→ Given information
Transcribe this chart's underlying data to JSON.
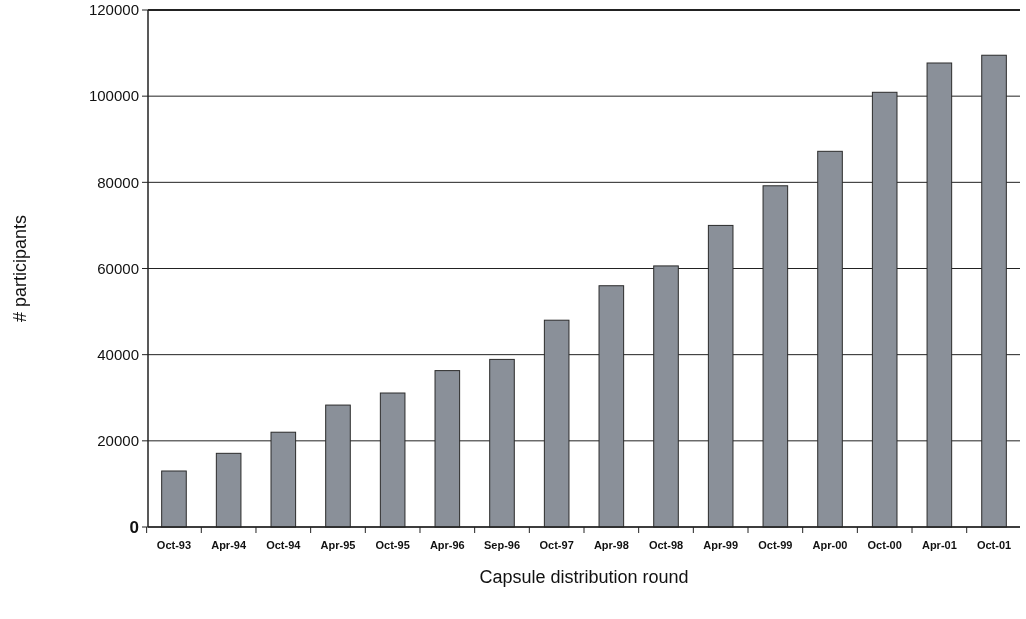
{
  "chart_data": {
    "type": "bar",
    "xlabel": "Capsule distribution round",
    "ylabel": "# participants",
    "categories": [
      "Oct-93",
      "Apr-94",
      "Oct-94",
      "Apr-95",
      "Oct-95",
      "Apr-96",
      "Sep-96",
      "Oct-97",
      "Apr-98",
      "Oct-98",
      "Apr-99",
      "Oct-99",
      "Apr-00",
      "Oct-00",
      "Apr-01",
      "Oct-01"
    ],
    "values": [
      13000,
      17100,
      22000,
      28300,
      31100,
      36300,
      38900,
      48000,
      56000,
      60600,
      70000,
      79200,
      87200,
      100900,
      107700,
      109500
    ],
    "color": "#8a9099",
    "ylim": [
      0,
      120000
    ],
    "yticks": [
      0,
      20000,
      40000,
      60000,
      80000,
      100000,
      120000
    ],
    "grid": "y"
  }
}
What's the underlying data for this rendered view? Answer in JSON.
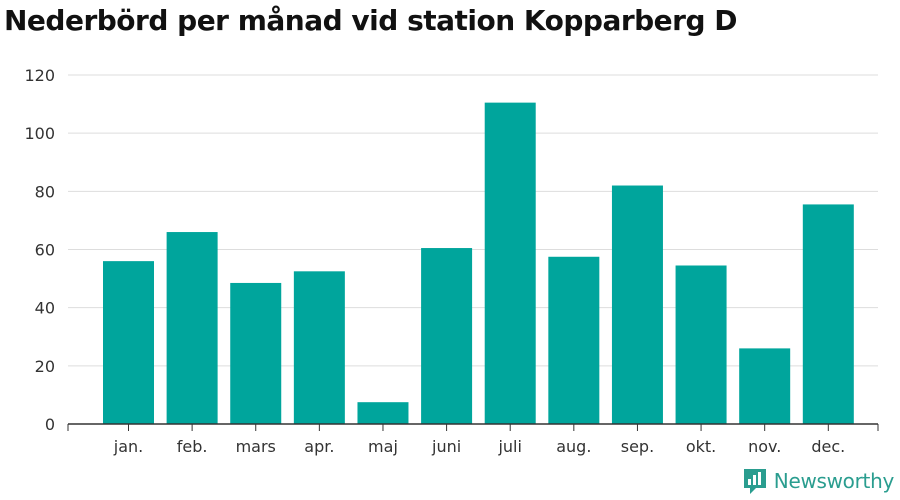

→ Aim of the exercise
Word for word, quote the lines above. Omit the pictures.

→ Result of this exercise
Transcribe this chart's underlying data to JSON.
{
  "chart_data": {
    "type": "bar",
    "xlabel": "Capsule distribution round",
    "ylabel": "# participants",
    "categories": [
      "Oct-93",
      "Apr-94",
      "Oct-94",
      "Apr-95",
      "Oct-95",
      "Apr-96",
      "Sep-96",
      "Oct-97",
      "Apr-98",
      "Oct-98",
      "Apr-99",
      "Oct-99",
      "Apr-00",
      "Oct-00",
      "Apr-01",
      "Oct-01"
    ],
    "values": [
      13000,
      17100,
      22000,
      28300,
      31100,
      36300,
      38900,
      48000,
      56000,
      60600,
      70000,
      79200,
      87200,
      100900,
      107700,
      109500
    ],
    "color": "#8a9099",
    "ylim": [
      0,
      120000
    ],
    "yticks": [
      0,
      20000,
      40000,
      60000,
      80000,
      100000,
      120000
    ],
    "grid": "y"
  }
}
What's the underlying data for this rendered view? Answer in JSON.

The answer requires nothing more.